#### Do this:
Set down the full listing exactly, character for character.

(Stored entries)
────────────────────────────────────────
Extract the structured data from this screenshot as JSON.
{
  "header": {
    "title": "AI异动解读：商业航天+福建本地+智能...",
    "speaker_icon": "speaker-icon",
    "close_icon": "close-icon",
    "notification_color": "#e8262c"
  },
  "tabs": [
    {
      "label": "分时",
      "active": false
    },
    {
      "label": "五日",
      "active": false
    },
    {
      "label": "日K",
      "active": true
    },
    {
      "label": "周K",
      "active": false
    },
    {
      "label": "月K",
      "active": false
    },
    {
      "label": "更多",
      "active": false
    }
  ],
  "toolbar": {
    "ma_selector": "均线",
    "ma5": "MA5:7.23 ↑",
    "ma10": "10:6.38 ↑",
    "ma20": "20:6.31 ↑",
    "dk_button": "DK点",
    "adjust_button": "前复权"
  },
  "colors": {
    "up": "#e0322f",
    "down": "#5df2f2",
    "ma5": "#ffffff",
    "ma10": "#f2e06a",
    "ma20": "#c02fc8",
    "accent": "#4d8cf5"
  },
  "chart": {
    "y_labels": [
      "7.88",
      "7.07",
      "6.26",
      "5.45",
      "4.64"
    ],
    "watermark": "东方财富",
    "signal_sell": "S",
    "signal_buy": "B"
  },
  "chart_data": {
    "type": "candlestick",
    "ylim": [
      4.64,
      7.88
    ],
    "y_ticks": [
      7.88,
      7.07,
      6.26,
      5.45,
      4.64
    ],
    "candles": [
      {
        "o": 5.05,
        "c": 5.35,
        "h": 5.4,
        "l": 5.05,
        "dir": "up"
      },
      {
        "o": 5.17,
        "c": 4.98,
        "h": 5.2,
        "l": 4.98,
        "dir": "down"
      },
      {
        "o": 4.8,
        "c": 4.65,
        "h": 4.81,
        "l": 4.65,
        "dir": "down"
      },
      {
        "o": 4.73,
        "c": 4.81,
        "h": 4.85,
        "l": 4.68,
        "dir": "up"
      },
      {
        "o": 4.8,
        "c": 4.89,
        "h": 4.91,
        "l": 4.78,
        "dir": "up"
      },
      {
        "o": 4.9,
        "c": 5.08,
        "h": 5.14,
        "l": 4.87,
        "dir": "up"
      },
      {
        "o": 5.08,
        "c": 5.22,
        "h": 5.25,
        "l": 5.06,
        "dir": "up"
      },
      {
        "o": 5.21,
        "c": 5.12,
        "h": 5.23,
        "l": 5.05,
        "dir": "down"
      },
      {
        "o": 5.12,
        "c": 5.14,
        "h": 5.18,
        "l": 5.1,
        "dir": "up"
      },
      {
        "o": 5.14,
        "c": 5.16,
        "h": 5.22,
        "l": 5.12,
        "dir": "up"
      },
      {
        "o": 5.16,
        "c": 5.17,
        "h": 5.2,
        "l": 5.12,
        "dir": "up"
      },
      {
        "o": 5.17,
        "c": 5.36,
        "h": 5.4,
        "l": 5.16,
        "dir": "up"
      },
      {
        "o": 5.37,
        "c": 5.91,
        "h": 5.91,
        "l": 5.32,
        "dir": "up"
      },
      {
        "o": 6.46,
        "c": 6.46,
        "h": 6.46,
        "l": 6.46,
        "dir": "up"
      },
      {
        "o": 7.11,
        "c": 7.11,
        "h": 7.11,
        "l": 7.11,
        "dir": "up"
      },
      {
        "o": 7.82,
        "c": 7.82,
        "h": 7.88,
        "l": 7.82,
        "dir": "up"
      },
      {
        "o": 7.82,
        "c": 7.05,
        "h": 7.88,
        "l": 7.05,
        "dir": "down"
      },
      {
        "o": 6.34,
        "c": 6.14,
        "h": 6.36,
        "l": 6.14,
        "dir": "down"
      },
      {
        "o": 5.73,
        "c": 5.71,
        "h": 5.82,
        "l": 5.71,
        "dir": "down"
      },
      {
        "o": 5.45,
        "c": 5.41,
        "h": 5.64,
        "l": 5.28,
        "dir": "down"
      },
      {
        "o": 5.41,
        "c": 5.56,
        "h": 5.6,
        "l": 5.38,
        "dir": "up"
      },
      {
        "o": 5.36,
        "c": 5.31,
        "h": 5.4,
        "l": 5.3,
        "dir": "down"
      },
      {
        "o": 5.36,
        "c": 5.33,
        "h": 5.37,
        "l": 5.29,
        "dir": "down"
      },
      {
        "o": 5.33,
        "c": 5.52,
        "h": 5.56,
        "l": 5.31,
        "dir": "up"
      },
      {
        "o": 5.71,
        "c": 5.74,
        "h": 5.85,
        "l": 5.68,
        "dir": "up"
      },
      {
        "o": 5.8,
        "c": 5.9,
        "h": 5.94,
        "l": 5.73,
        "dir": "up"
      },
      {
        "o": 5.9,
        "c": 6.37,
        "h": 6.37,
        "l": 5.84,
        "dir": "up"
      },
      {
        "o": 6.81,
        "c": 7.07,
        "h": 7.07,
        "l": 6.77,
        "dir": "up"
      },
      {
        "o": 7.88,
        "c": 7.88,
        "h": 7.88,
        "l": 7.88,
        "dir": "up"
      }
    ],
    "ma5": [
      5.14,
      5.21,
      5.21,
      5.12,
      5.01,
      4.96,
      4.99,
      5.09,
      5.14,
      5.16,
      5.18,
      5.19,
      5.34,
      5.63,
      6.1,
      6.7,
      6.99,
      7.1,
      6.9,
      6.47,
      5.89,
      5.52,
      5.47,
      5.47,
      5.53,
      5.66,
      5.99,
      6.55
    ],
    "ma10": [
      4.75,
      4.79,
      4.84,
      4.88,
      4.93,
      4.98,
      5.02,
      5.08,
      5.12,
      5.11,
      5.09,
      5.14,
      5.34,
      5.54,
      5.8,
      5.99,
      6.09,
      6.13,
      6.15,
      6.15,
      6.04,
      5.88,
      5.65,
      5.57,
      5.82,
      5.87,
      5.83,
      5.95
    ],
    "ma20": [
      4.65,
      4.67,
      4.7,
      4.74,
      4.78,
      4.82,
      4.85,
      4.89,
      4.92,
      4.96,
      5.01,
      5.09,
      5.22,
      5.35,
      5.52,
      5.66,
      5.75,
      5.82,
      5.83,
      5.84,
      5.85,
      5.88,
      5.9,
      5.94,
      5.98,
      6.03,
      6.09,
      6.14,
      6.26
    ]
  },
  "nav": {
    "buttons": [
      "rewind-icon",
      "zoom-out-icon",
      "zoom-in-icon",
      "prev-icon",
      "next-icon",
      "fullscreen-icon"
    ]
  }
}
────────────────────────────────────────
#### Task solution:
Extract the structured data from this screenshot as JSON.
{
  "header": {
    "title": "AI异动解读：商业航天+福建本地+智能...",
    "speaker_icon": "speaker-icon",
    "close_icon": "close-icon",
    "notification_color": "#e8262c"
  },
  "tabs": [
    {
      "label": "分时",
      "active": false
    },
    {
      "label": "五日",
      "active": false
    },
    {
      "label": "日K",
      "active": true
    },
    {
      "label": "周K",
      "active": false
    },
    {
      "label": "月K",
      "active": false
    },
    {
      "label": "更多",
      "active": false
    }
  ],
  "toolbar": {
    "ma_selector": "均线",
    "ma5": "MA5:7.23 ↑",
    "ma10": "10:6.38 ↑",
    "ma20": "20:6.31 ↑",
    "dk_button": "DK点",
    "adjust_button": "前复权"
  },
  "colors": {
    "up": "#e0322f",
    "down": "#5df2f2",
    "ma5": "#ffffff",
    "ma10": "#f2e06a",
    "ma20": "#c02fc8",
    "accent": "#4d8cf5"
  },
  "chart": {
    "y_labels": [
      "7.88",
      "7.07",
      "6.26",
      "5.45",
      "4.64"
    ],
    "watermark": "东方财富",
    "signal_sell": "S",
    "signal_buy": "B"
  },
  "chart_data": {
    "type": "candlestick",
    "ylim": [
      4.64,
      7.88
    ],
    "y_ticks": [
      7.88,
      7.07,
      6.26,
      5.45,
      4.64
    ],
    "candles": [
      {
        "o": 5.05,
        "c": 5.35,
        "h": 5.4,
        "l": 5.05,
        "dir": "up"
      },
      {
        "o": 5.17,
        "c": 4.98,
        "h": 5.2,
        "l": 4.98,
        "dir": "down"
      },
      {
        "o": 4.8,
        "c": 4.65,
        "h": 4.81,
        "l": 4.65,
        "dir": "down"
      },
      {
        "o": 4.73,
        "c": 4.81,
        "h": 4.85,
        "l": 4.68,
        "dir": "up"
      },
      {
        "o": 4.8,
        "c": 4.89,
        "h": 4.91,
        "l": 4.78,
        "dir": "up"
      },
      {
        "o": 4.9,
        "c": 5.08,
        "h": 5.14,
        "l": 4.87,
        "dir": "up"
      },
      {
        "o": 5.08,
        "c": 5.22,
        "h": 5.25,
        "l": 5.06,
        "dir": "up"
      },
      {
        "o": 5.21,
        "c": 5.12,
        "h": 5.23,
        "l": 5.05,
        "dir": "down"
      },
      {
        "o": 5.12,
        "c": 5.14,
        "h": 5.18,
        "l": 5.1,
        "dir": "up"
      },
      {
        "o": 5.14,
        "c": 5.16,
        "h": 5.22,
        "l": 5.12,
        "dir": "up"
      },
      {
        "o": 5.16,
        "c": 5.17,
        "h": 5.2,
        "l": 5.12,
        "dir": "up"
      },
      {
        "o": 5.17,
        "c": 5.36,
        "h": 5.4,
        "l": 5.16,
        "dir": "up"
      },
      {
        "o": 5.37,
        "c": 5.91,
        "h": 5.91,
        "l": 5.32,
        "dir": "up"
      },
      {
        "o": 6.46,
        "c": 6.46,
        "h": 6.46,
        "l": 6.46,
        "dir": "up"
      },
      {
        "o": 7.11,
        "c": 7.11,
        "h": 7.11,
        "l": 7.11,
        "dir": "up"
      },
      {
        "o": 7.82,
        "c": 7.82,
        "h": 7.88,
        "l": 7.82,
        "dir": "up"
      },
      {
        "o": 7.82,
        "c": 7.05,
        "h": 7.88,
        "l": 7.05,
        "dir": "down"
      },
      {
        "o": 6.34,
        "c": 6.14,
        "h": 6.36,
        "l": 6.14,
        "dir": "down"
      },
      {
        "o": 5.73,
        "c": 5.71,
        "h": 5.82,
        "l": 5.71,
        "dir": "down"
      },
      {
        "o": 5.45,
        "c": 5.41,
        "h": 5.64,
        "l": 5.28,
        "dir": "down"
      },
      {
        "o": 5.41,
        "c": 5.56,
        "h": 5.6,
        "l": 5.38,
        "dir": "up"
      },
      {
        "o": 5.36,
        "c": 5.31,
        "h": 5.4,
        "l": 5.3,
        "dir": "down"
      },
      {
        "o": 5.36,
        "c": 5.33,
        "h": 5.37,
        "l": 5.29,
        "dir": "down"
      },
      {
        "o": 5.33,
        "c": 5.52,
        "h": 5.56,
        "l": 5.31,
        "dir": "up"
      },
      {
        "o": 5.71,
        "c": 5.74,
        "h": 5.85,
        "l": 5.68,
        "dir": "up"
      },
      {
        "o": 5.8,
        "c": 5.9,
        "h": 5.94,
        "l": 5.73,
        "dir": "up"
      },
      {
        "o": 5.9,
        "c": 6.37,
        "h": 6.37,
        "l": 5.84,
        "dir": "up"
      },
      {
        "o": 6.81,
        "c": 7.07,
        "h": 7.07,
        "l": 6.77,
        "dir": "up"
      },
      {
        "o": 7.88,
        "c": 7.88,
        "h": 7.88,
        "l": 7.88,
        "dir": "up"
      }
    ],
    "ma5": [
      5.14,
      5.21,
      5.21,
      5.12,
      5.01,
      4.96,
      4.99,
      5.09,
      5.14,
      5.16,
      5.18,
      5.19,
      5.34,
      5.63,
      6.1,
      6.7,
      6.99,
      7.1,
      6.9,
      6.47,
      5.89,
      5.52,
      5.47,
      5.47,
      5.53,
      5.66,
      5.99,
      6.55
    ],
    "ma10": [
      4.75,
      4.79,
      4.84,
      4.88,
      4.93,
      4.98,
      5.02,
      5.08,
      5.12,
      5.11,
      5.09,
      5.14,
      5.34,
      5.54,
      5.8,
      5.99,
      6.09,
      6.13,
      6.15,
      6.15,
      6.04,
      5.88,
      5.65,
      5.57,
      5.82,
      5.87,
      5.83,
      5.95
    ],
    "ma20": [
      4.65,
      4.67,
      4.7,
      4.74,
      4.78,
      4.82,
      4.85,
      4.89,
      4.92,
      4.96,
      5.01,
      5.09,
      5.22,
      5.35,
      5.52,
      5.66,
      5.75,
      5.82,
      5.83,
      5.84,
      5.85,
      5.88,
      5.9,
      5.94,
      5.98,
      6.03,
      6.09,
      6.14,
      6.26
    ]
  },
  "nav": {
    "buttons": [
      "rewind-icon",
      "zoom-out-icon",
      "zoom-in-icon",
      "prev-icon",
      "next-icon",
      "fullscreen-icon"
    ]
  }
}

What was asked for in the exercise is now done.